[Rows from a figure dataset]
START

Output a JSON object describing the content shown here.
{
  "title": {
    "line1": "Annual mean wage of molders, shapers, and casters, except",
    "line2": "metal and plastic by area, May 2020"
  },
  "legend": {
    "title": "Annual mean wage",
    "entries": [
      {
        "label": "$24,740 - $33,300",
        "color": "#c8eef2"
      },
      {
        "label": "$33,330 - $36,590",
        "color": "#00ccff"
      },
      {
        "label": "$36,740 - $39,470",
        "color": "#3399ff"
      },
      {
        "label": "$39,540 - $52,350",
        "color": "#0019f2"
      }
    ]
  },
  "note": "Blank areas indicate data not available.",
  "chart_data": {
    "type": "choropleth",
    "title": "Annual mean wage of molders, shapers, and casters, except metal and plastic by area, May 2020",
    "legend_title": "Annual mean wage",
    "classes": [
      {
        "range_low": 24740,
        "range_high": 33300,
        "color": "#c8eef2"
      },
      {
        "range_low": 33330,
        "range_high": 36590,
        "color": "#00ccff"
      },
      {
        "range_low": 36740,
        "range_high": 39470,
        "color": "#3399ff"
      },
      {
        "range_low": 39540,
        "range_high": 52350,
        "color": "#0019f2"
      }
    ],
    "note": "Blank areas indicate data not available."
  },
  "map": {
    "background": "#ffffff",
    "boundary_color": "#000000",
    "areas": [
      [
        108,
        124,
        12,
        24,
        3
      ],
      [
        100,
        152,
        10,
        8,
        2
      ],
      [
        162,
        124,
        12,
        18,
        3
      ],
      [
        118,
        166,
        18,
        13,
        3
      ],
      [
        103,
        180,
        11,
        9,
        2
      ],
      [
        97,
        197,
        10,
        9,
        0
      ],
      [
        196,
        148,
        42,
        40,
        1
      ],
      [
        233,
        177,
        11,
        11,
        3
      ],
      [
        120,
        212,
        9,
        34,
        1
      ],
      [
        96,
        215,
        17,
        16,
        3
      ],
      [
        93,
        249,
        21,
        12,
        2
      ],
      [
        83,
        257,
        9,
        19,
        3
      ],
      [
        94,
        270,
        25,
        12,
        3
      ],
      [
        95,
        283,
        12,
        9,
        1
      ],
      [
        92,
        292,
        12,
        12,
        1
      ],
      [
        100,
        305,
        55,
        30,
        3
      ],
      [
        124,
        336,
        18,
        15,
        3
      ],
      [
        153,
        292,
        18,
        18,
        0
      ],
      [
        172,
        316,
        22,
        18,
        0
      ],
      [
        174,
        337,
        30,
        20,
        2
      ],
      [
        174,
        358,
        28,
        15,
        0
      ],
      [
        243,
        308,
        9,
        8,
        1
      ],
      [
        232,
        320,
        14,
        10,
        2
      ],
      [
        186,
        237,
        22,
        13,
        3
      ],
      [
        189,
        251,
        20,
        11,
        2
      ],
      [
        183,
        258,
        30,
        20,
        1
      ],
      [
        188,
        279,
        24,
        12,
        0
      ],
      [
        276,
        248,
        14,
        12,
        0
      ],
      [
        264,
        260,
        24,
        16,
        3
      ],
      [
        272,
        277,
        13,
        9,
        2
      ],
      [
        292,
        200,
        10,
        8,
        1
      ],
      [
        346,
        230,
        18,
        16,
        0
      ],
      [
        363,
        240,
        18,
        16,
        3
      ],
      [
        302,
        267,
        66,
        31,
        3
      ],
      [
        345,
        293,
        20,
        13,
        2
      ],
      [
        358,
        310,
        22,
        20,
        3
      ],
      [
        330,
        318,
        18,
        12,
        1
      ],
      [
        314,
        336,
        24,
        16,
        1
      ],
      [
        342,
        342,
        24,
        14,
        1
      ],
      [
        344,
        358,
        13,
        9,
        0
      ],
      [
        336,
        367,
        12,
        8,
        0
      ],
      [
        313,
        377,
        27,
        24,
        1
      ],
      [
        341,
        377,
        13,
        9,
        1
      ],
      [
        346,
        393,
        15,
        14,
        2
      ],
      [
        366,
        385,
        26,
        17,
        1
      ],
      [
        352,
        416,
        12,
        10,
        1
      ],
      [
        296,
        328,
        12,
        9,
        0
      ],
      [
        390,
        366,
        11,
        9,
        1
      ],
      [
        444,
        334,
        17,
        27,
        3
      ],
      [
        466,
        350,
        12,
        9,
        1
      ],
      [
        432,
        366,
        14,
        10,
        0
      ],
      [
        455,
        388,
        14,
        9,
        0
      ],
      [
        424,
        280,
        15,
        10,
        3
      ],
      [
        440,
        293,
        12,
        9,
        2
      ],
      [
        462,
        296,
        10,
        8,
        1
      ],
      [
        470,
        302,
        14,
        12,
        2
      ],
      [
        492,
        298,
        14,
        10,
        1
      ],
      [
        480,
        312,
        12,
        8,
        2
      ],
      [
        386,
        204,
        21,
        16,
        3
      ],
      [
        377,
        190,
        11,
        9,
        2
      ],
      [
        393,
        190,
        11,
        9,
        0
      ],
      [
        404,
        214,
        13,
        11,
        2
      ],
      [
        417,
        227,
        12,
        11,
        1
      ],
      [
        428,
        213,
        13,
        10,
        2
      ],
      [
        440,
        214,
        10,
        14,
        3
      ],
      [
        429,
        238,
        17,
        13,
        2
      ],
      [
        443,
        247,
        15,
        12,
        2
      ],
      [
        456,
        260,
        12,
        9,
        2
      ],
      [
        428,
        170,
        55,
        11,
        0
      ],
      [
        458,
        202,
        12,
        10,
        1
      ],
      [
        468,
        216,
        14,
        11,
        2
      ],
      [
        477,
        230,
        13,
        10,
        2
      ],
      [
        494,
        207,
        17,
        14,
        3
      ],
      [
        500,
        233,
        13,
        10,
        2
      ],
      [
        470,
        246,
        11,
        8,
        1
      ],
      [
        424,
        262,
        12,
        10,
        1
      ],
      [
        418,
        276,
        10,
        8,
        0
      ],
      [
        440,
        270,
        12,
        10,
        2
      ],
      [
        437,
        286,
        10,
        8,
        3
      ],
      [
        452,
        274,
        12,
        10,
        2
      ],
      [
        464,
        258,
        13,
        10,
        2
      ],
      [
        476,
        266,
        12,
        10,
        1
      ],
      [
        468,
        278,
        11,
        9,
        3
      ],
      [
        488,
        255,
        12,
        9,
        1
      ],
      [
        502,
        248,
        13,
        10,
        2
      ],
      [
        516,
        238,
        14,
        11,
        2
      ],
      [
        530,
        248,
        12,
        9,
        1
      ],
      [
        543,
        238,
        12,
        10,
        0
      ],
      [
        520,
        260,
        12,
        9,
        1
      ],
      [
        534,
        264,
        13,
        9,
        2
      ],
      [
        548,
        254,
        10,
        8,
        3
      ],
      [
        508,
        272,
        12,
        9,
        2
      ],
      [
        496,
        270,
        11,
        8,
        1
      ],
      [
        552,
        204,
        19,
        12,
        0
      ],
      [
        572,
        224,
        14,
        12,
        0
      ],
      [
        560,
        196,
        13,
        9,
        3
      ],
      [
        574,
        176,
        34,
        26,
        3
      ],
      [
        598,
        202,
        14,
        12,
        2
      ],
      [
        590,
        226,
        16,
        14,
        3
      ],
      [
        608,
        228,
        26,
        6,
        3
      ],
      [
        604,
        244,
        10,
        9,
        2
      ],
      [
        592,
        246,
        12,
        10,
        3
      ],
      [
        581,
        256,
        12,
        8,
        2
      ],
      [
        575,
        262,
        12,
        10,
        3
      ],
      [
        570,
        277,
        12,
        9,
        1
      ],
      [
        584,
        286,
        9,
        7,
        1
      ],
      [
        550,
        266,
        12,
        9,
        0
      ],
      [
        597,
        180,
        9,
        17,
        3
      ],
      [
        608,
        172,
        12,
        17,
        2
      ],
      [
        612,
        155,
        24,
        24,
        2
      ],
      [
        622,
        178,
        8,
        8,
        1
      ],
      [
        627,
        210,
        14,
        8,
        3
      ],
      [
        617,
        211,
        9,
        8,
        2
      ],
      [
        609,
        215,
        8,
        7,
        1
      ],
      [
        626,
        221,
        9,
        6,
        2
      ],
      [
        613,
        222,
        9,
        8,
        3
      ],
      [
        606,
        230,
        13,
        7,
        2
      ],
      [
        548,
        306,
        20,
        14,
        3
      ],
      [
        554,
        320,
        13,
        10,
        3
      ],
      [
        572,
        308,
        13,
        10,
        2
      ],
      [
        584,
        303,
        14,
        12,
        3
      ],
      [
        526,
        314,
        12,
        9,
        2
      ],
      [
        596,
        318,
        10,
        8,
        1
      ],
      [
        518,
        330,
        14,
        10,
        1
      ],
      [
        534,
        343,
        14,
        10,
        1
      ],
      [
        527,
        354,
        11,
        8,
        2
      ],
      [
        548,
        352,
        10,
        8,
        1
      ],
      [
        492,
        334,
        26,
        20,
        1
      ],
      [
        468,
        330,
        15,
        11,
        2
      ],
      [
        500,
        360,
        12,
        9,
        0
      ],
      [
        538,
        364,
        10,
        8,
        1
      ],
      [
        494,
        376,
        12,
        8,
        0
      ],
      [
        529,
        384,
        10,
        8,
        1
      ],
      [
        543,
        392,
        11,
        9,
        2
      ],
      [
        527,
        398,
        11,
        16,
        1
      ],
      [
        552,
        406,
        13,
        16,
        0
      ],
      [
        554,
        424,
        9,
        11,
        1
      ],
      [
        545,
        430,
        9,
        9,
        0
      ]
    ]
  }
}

END

*Task goal*. Say how many lines hold the word "note", giving the number and nothing else.

*Solution*. 2